# Exercise aim
Search the data for the word "JSON". Reproduce every line where it is found.
>> BEGIN
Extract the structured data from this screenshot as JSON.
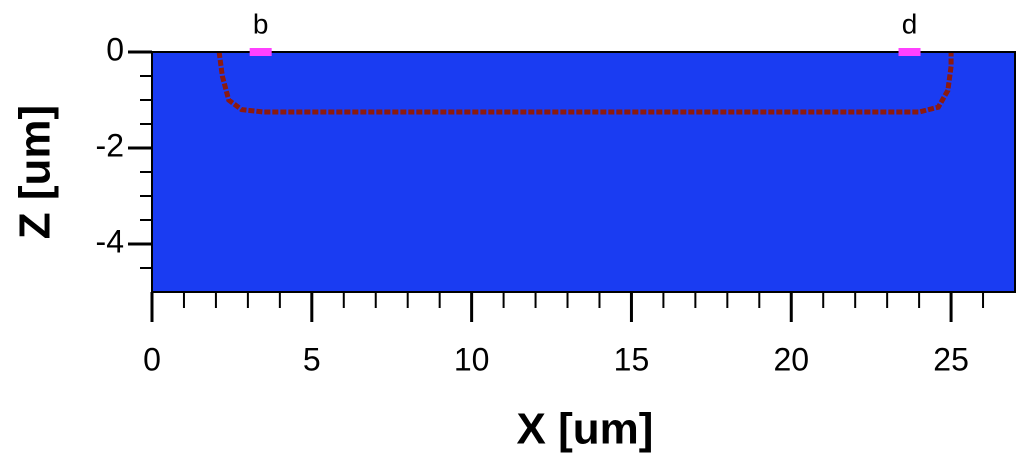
{
  "chart_data": {
    "type": "field",
    "xlabel": "X [um]",
    "ylabel": "Z [um]",
    "xlim": [
      0,
      27
    ],
    "ylim": [
      -5,
      0
    ],
    "xticks": [
      0,
      5,
      10,
      15,
      20,
      25
    ],
    "xminorticks": [
      1,
      2,
      3,
      4,
      6,
      7,
      8,
      9,
      11,
      12,
      13,
      14,
      16,
      17,
      18,
      19,
      21,
      22,
      23,
      24,
      26
    ],
    "yticks": [
      -4,
      -2,
      0
    ],
    "yminorticks": [
      -4.5,
      -3.5,
      -3,
      -2.5,
      -1.5,
      -1,
      -0.5
    ],
    "background_color": "#1a3cf2",
    "series": [
      {
        "color": "#8b1a10",
        "x": [
          2.1,
          2.2,
          2.4,
          2.8,
          3.5,
          24.0,
          24.6,
          24.9,
          25.0,
          25.0
        ],
        "values": [
          0,
          -0.5,
          -1.0,
          -1.2,
          -1.25,
          -1.25,
          -1.15,
          -0.8,
          -0.3,
          0
        ]
      }
    ],
    "markers": [
      {
        "label": "b",
        "x": 3.4,
        "color": "#ff40ff"
      },
      {
        "label": "d",
        "x": 23.7,
        "color": "#ff40ff"
      }
    ]
  }
}
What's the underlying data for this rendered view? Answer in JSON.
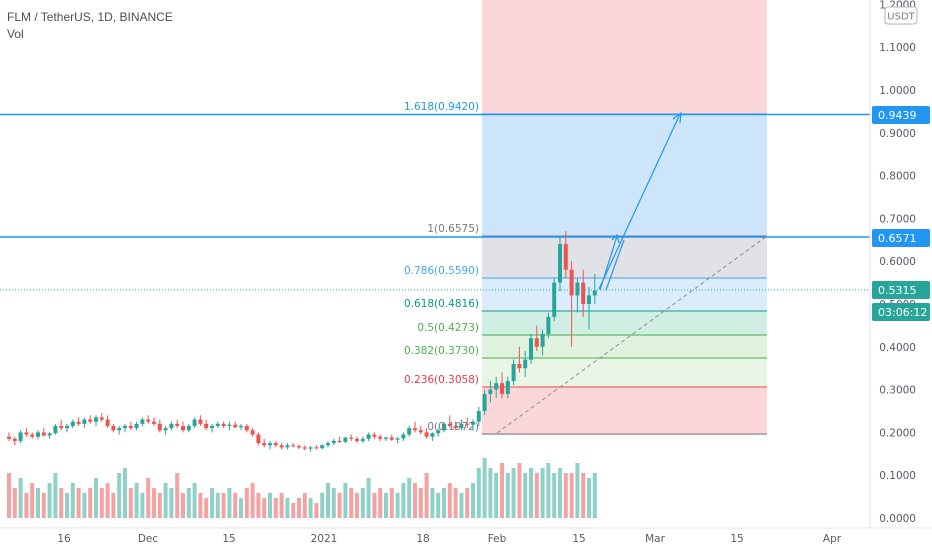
{
  "header": {
    "symbol_line": "FLM / TetherUS, 1D, BINANCE",
    "volume_label": "Vol"
  },
  "currency_badge": "USDT",
  "price_scale": {
    "ticks": [
      "1.2000",
      "1.1000",
      "1.0000",
      "0.9000",
      "0.8000",
      "0.7000",
      "0.6000",
      "0.5000",
      "0.4000",
      "0.3000",
      "0.2000",
      "0.1000",
      "0.0000"
    ],
    "tags": [
      {
        "text": "0.9439",
        "color": "#2196f3"
      },
      {
        "text": "0.6571",
        "color": "#2196f3"
      },
      {
        "text": "0.5315",
        "color": "#26a69a"
      },
      {
        "text": "03:06:12",
        "color": "#26a69a"
      }
    ]
  },
  "time_scale": {
    "labels": [
      "16",
      "Dec",
      "15",
      "2021",
      "18",
      "Feb",
      "15",
      "Mar",
      "15",
      "Apr"
    ]
  },
  "fib_levels": [
    {
      "label": "1.618(0.9420)",
      "color": "#2196f3"
    },
    {
      "label": "1(0.6575)",
      "color": "#787b86"
    },
    {
      "label": "0.786(0.5590)",
      "color": "#42a5f5"
    },
    {
      "label": "0.618(0.4816)",
      "color": "#089981"
    },
    {
      "label": "0.5(0.4273)",
      "color": "#4caf50"
    },
    {
      "label": "0.382(0.3730)",
      "color": "#4caf50"
    },
    {
      "label": "0.236(0.3058)",
      "color": "#f23645"
    },
    {
      "label": "0(0.1972)",
      "color": "#787b86"
    }
  ],
  "colors": {
    "up": "#26a69a",
    "down": "#ef5350",
    "accent": "#2196f3"
  },
  "chart_data": {
    "type": "candlestick",
    "x_start": "2020-11-04",
    "candles": [
      [
        0.19,
        0.2,
        0.18,
        0.185
      ],
      [
        0.185,
        0.19,
        0.17,
        0.18
      ],
      [
        0.18,
        0.205,
        0.175,
        0.2
      ],
      [
        0.2,
        0.21,
        0.19,
        0.195
      ],
      [
        0.195,
        0.2,
        0.185,
        0.19
      ],
      [
        0.19,
        0.205,
        0.185,
        0.2
      ],
      [
        0.2,
        0.21,
        0.19,
        0.193
      ],
      [
        0.193,
        0.2,
        0.185,
        0.198
      ],
      [
        0.198,
        0.22,
        0.195,
        0.215
      ],
      [
        0.215,
        0.23,
        0.205,
        0.21
      ],
      [
        0.21,
        0.22,
        0.2,
        0.215
      ],
      [
        0.215,
        0.23,
        0.21,
        0.225
      ],
      [
        0.225,
        0.235,
        0.215,
        0.22
      ],
      [
        0.22,
        0.235,
        0.21,
        0.23
      ],
      [
        0.23,
        0.24,
        0.22,
        0.225
      ],
      [
        0.225,
        0.24,
        0.215,
        0.235
      ],
      [
        0.235,
        0.245,
        0.225,
        0.23
      ],
      [
        0.23,
        0.24,
        0.21,
        0.215
      ],
      [
        0.215,
        0.22,
        0.2,
        0.205
      ],
      [
        0.205,
        0.215,
        0.195,
        0.21
      ],
      [
        0.21,
        0.22,
        0.2,
        0.215
      ],
      [
        0.215,
        0.225,
        0.205,
        0.21
      ],
      [
        0.21,
        0.225,
        0.205,
        0.22
      ],
      [
        0.22,
        0.235,
        0.215,
        0.23
      ],
      [
        0.23,
        0.24,
        0.22,
        0.225
      ],
      [
        0.225,
        0.235,
        0.215,
        0.22
      ],
      [
        0.22,
        0.23,
        0.2,
        0.205
      ],
      [
        0.205,
        0.215,
        0.195,
        0.21
      ],
      [
        0.21,
        0.225,
        0.205,
        0.22
      ],
      [
        0.22,
        0.23,
        0.21,
        0.215
      ],
      [
        0.215,
        0.225,
        0.2,
        0.205
      ],
      [
        0.205,
        0.22,
        0.2,
        0.215
      ],
      [
        0.215,
        0.235,
        0.21,
        0.23
      ],
      [
        0.23,
        0.24,
        0.215,
        0.22
      ],
      [
        0.22,
        0.23,
        0.205,
        0.21
      ],
      [
        0.21,
        0.22,
        0.2,
        0.215
      ],
      [
        0.215,
        0.225,
        0.21,
        0.22
      ],
      [
        0.22,
        0.225,
        0.21,
        0.215
      ],
      [
        0.215,
        0.225,
        0.205,
        0.218
      ],
      [
        0.218,
        0.225,
        0.21,
        0.212
      ],
      [
        0.212,
        0.22,
        0.205,
        0.215
      ],
      [
        0.215,
        0.22,
        0.2,
        0.205
      ],
      [
        0.205,
        0.21,
        0.19,
        0.195
      ],
      [
        0.195,
        0.2,
        0.17,
        0.175
      ],
      [
        0.175,
        0.185,
        0.165,
        0.17
      ],
      [
        0.17,
        0.18,
        0.16,
        0.175
      ],
      [
        0.175,
        0.18,
        0.165,
        0.17
      ],
      [
        0.17,
        0.175,
        0.16,
        0.165
      ],
      [
        0.165,
        0.175,
        0.16,
        0.17
      ],
      [
        0.17,
        0.175,
        0.165,
        0.168
      ],
      [
        0.168,
        0.172,
        0.16,
        0.165
      ],
      [
        0.165,
        0.17,
        0.158,
        0.162
      ],
      [
        0.162,
        0.168,
        0.155,
        0.165
      ],
      [
        0.165,
        0.17,
        0.16,
        0.163
      ],
      [
        0.163,
        0.172,
        0.16,
        0.17
      ],
      [
        0.17,
        0.18,
        0.165,
        0.175
      ],
      [
        0.175,
        0.185,
        0.17,
        0.18
      ],
      [
        0.18,
        0.19,
        0.175,
        0.178
      ],
      [
        0.178,
        0.19,
        0.175,
        0.188
      ],
      [
        0.188,
        0.195,
        0.18,
        0.185
      ],
      [
        0.185,
        0.19,
        0.175,
        0.18
      ],
      [
        0.18,
        0.19,
        0.175,
        0.185
      ],
      [
        0.185,
        0.2,
        0.18,
        0.195
      ],
      [
        0.195,
        0.2,
        0.185,
        0.19
      ],
      [
        0.19,
        0.195,
        0.18,
        0.185
      ],
      [
        0.185,
        0.19,
        0.18,
        0.188
      ],
      [
        0.188,
        0.195,
        0.18,
        0.183
      ],
      [
        0.183,
        0.19,
        0.175,
        0.186
      ],
      [
        0.186,
        0.2,
        0.18,
        0.195
      ],
      [
        0.195,
        0.215,
        0.19,
        0.21
      ],
      [
        0.21,
        0.225,
        0.2,
        0.205
      ],
      [
        0.205,
        0.215,
        0.195,
        0.2
      ],
      [
        0.2,
        0.21,
        0.185,
        0.19
      ],
      [
        0.19,
        0.2,
        0.18,
        0.198
      ],
      [
        0.198,
        0.21,
        0.19,
        0.205
      ],
      [
        0.205,
        0.225,
        0.2,
        0.22
      ],
      [
        0.22,
        0.24,
        0.21,
        0.215
      ],
      [
        0.215,
        0.225,
        0.205,
        0.21
      ],
      [
        0.21,
        0.23,
        0.205,
        0.22
      ],
      [
        0.22,
        0.235,
        0.21,
        0.218
      ],
      [
        0.218,
        0.23,
        0.205,
        0.225
      ],
      [
        0.225,
        0.26,
        0.215,
        0.25
      ],
      [
        0.25,
        0.3,
        0.24,
        0.29
      ],
      [
        0.29,
        0.32,
        0.27,
        0.3
      ],
      [
        0.3,
        0.33,
        0.28,
        0.315
      ],
      [
        0.315,
        0.34,
        0.28,
        0.29
      ],
      [
        0.29,
        0.33,
        0.28,
        0.32
      ],
      [
        0.32,
        0.37,
        0.31,
        0.36
      ],
      [
        0.36,
        0.4,
        0.34,
        0.35
      ],
      [
        0.35,
        0.39,
        0.33,
        0.37
      ],
      [
        0.37,
        0.43,
        0.36,
        0.42
      ],
      [
        0.42,
        0.45,
        0.39,
        0.4
      ],
      [
        0.4,
        0.44,
        0.38,
        0.43
      ],
      [
        0.43,
        0.48,
        0.42,
        0.47
      ],
      [
        0.47,
        0.56,
        0.46,
        0.55
      ],
      [
        0.55,
        0.66,
        0.53,
        0.64
      ],
      [
        0.64,
        0.67,
        0.56,
        0.58
      ],
      [
        0.58,
        0.6,
        0.4,
        0.52
      ],
      [
        0.52,
        0.56,
        0.48,
        0.55
      ],
      [
        0.55,
        0.58,
        0.47,
        0.5
      ],
      [
        0.5,
        0.54,
        0.44,
        0.52
      ],
      [
        0.52,
        0.57,
        0.5,
        0.5315
      ]
    ],
    "volumes": [
      0.09,
      0.06,
      0.08,
      0.05,
      0.07,
      0.06,
      0.05,
      0.07,
      0.09,
      0.06,
      0.05,
      0.07,
      0.06,
      0.05,
      0.06,
      0.08,
      0.06,
      0.07,
      0.05,
      0.09,
      0.1,
      0.06,
      0.07,
      0.05,
      0.08,
      0.06,
      0.05,
      0.07,
      0.06,
      0.09,
      0.05,
      0.06,
      0.07,
      0.05,
      0.04,
      0.06,
      0.05,
      0.05,
      0.06,
      0.05,
      0.04,
      0.06,
      0.07,
      0.05,
      0.04,
      0.05,
      0.04,
      0.05,
      0.04,
      0.03,
      0.04,
      0.05,
      0.04,
      0.03,
      0.05,
      0.07,
      0.06,
      0.05,
      0.07,
      0.06,
      0.05,
      0.06,
      0.08,
      0.05,
      0.06,
      0.05,
      0.06,
      0.05,
      0.07,
      0.08,
      0.07,
      0.06,
      0.09,
      0.06,
      0.05,
      0.06,
      0.07,
      0.06,
      0.05,
      0.06,
      0.07,
      0.1,
      0.12,
      0.1,
      0.09,
      0.11,
      0.09,
      0.1,
      0.11,
      0.09,
      0.1,
      0.09,
      0.1,
      0.11,
      0.09,
      0.1,
      0.09,
      0.09,
      0.11,
      0.09,
      0.08,
      0.09,
      0.08
    ],
    "y_range": [
      0.0,
      1.2
    ],
    "last_price": 0.5315
  }
}
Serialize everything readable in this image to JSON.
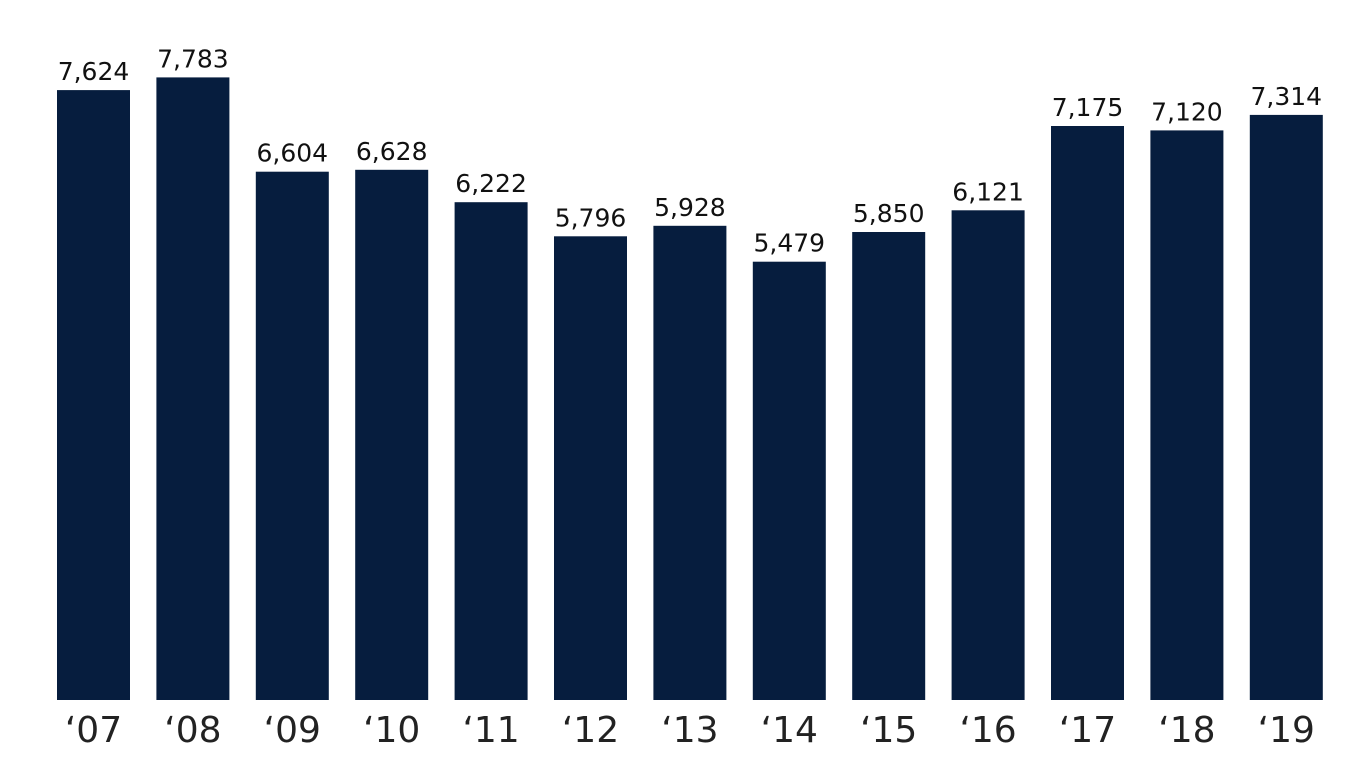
>> END
# Reply to the exercise
Extract the structured data from this screenshot as JSON.
What's the underlying data for this rendered view? Answer in JSON.
Serialize everything readable in this image to JSON.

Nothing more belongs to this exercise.